TASK STATEMENT:
Find every line in the records below that holds the word "green", and copy it out.

(Figure record listings)
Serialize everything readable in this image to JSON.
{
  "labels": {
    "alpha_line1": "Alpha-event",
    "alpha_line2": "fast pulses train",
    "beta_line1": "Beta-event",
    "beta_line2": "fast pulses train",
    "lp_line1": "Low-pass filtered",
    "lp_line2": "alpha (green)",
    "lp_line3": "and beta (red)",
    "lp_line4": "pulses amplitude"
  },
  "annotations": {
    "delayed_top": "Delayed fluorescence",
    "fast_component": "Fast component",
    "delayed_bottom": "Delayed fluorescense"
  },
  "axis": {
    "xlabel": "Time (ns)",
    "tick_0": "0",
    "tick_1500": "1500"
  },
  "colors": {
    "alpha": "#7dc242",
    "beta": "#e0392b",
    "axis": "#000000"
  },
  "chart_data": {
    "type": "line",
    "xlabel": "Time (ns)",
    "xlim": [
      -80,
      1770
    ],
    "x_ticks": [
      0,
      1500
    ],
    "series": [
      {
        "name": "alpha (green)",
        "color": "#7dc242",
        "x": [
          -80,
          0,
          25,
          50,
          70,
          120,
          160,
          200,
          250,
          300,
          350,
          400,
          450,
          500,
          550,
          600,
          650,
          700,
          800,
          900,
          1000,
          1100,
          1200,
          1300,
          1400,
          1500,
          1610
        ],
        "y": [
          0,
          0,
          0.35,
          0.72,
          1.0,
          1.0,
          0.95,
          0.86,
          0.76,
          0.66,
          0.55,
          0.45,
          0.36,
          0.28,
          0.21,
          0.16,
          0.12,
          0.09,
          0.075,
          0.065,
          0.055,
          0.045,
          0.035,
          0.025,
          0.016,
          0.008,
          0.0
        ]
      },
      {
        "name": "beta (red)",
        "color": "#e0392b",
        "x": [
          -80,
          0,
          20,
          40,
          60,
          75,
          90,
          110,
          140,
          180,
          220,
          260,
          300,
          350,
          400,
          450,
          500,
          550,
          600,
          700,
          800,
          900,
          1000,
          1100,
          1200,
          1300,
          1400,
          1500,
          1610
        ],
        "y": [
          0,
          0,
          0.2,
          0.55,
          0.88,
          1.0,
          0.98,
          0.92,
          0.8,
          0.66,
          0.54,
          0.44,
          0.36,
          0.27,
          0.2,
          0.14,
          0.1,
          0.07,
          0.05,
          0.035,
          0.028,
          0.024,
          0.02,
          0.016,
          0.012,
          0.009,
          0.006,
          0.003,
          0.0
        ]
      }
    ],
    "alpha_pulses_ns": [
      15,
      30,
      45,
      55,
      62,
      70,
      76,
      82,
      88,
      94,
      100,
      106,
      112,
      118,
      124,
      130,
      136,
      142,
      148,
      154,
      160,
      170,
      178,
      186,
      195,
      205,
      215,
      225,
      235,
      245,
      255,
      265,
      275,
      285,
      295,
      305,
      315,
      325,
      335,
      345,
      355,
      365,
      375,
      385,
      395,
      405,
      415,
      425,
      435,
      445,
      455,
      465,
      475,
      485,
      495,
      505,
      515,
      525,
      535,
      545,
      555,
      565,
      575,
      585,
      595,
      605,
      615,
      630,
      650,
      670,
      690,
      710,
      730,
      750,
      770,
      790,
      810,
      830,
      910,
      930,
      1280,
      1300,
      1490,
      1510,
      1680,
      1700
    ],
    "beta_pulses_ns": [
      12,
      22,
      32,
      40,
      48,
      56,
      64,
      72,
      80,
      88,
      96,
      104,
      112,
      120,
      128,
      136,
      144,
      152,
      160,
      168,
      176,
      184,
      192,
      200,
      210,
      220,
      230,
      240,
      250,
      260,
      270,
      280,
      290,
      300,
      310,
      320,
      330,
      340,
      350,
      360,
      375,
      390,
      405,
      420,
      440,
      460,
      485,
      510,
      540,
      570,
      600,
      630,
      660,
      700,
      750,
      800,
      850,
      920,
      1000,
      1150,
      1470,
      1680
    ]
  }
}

ANSWER FOR THIS EXERCISE:
    "lp_line2": "alpha (green)",
        "name": "alpha (green)",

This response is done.